-- start of GIVEN RECORDS --

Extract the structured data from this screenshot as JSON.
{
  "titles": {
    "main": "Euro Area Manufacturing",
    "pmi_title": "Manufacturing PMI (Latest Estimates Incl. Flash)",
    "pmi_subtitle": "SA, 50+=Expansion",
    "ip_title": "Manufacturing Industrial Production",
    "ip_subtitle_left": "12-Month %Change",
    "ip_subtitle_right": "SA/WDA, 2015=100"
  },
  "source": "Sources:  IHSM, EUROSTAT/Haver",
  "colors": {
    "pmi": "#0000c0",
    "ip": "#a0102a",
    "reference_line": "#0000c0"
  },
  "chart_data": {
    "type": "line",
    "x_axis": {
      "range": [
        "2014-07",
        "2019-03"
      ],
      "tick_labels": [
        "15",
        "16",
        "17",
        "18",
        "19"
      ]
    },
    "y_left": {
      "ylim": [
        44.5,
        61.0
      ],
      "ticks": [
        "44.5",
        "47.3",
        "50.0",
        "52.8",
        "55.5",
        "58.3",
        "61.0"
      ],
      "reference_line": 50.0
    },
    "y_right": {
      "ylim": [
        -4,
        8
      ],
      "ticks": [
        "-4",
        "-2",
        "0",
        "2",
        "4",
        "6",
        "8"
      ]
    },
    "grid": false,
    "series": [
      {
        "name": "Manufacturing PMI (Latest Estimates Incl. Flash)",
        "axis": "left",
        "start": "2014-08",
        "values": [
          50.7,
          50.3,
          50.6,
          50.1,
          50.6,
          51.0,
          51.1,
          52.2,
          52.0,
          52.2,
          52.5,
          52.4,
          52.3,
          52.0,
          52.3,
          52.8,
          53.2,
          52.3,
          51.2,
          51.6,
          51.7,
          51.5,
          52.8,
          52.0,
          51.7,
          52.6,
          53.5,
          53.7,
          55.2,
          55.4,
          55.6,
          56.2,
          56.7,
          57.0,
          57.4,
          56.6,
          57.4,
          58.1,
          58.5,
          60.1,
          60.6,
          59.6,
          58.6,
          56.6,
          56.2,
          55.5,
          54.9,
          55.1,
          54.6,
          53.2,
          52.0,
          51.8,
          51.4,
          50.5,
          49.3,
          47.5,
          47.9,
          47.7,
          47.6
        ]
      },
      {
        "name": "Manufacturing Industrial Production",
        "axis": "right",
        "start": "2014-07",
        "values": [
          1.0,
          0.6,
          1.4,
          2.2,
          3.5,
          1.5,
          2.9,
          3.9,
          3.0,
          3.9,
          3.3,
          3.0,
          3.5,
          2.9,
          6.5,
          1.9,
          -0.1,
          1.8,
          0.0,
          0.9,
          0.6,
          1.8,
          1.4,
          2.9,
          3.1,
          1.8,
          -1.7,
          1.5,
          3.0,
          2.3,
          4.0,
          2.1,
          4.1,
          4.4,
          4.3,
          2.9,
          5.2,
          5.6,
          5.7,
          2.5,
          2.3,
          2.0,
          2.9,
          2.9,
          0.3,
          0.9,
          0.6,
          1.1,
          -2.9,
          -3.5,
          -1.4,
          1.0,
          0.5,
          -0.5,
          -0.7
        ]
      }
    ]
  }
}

-- end of GIVEN RECORDS --

Collect each line of the entries that has the word "Industrial", copying it in full.

§ TASK SOLUTION:
    "ip_title": "Manufacturing Industrial Production",
        "name": "Manufacturing Industrial Production",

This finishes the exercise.